(Collected data entries)

────

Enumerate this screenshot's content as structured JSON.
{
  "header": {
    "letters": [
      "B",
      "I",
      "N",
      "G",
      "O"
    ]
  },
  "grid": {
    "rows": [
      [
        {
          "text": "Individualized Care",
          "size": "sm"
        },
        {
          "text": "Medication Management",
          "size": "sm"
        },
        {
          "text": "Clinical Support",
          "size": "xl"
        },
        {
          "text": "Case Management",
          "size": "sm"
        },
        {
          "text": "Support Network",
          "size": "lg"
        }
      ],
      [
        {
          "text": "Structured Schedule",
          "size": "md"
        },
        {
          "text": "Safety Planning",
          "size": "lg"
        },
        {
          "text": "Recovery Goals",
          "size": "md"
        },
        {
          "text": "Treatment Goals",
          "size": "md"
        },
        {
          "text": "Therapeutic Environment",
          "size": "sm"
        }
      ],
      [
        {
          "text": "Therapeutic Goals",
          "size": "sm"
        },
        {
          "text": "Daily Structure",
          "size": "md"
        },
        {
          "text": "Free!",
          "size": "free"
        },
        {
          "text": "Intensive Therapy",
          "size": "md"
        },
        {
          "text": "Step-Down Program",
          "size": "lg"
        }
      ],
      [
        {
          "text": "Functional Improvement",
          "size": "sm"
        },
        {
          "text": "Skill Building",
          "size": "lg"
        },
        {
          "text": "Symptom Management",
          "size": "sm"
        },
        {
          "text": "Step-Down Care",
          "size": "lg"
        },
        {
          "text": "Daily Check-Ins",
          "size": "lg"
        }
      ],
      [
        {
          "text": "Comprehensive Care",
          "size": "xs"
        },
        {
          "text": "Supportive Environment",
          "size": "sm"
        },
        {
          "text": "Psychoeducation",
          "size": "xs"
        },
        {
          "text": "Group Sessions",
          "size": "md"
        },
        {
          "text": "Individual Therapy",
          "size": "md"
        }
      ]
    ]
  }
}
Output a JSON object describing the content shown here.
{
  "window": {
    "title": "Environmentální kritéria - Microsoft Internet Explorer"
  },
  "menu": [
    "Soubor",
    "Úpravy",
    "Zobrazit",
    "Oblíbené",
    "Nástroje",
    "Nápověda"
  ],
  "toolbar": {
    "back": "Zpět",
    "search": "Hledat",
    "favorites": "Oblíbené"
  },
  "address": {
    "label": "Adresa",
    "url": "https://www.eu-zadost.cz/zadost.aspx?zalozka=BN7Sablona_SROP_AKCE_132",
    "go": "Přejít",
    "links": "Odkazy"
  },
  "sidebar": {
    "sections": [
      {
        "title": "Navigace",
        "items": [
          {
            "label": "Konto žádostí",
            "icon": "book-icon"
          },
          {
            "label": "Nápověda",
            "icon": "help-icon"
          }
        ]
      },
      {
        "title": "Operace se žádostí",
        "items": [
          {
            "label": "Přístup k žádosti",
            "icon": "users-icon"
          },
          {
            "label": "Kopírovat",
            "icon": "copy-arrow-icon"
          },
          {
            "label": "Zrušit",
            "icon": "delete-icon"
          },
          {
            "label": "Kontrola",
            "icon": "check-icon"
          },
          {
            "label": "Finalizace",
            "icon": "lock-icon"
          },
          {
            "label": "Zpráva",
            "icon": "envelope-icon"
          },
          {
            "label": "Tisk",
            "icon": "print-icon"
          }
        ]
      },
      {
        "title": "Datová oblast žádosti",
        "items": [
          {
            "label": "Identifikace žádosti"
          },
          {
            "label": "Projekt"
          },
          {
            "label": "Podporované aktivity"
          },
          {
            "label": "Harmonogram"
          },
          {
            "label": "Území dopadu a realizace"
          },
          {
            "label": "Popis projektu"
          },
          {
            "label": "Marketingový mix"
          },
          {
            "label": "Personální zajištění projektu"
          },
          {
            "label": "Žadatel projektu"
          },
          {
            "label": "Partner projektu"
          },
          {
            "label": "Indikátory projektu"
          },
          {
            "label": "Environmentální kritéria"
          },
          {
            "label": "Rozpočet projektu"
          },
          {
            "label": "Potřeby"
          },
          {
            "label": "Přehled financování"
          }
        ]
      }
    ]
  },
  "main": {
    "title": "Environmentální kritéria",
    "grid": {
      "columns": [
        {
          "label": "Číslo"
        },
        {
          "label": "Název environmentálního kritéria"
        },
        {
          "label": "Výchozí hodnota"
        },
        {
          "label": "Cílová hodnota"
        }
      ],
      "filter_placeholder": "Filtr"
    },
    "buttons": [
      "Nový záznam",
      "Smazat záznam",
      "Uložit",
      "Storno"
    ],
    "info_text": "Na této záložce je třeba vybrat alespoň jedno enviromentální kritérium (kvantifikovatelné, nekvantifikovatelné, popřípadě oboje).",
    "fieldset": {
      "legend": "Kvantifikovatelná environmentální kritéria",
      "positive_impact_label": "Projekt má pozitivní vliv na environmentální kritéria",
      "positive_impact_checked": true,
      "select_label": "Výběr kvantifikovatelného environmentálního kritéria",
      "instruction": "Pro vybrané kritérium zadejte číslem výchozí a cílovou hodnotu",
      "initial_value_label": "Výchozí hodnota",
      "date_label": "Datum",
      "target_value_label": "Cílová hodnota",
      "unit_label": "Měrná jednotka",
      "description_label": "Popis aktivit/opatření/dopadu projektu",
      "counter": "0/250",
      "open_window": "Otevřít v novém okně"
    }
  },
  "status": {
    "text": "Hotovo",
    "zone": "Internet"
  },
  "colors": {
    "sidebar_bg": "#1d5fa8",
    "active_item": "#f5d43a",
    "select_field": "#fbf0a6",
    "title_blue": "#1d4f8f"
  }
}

────

Task description: Go through the material above and copy each line that has the word "content".

Finished task:
Enumerate this screenshot's content as structured JSON.
Output a JSON object describing the content shown here.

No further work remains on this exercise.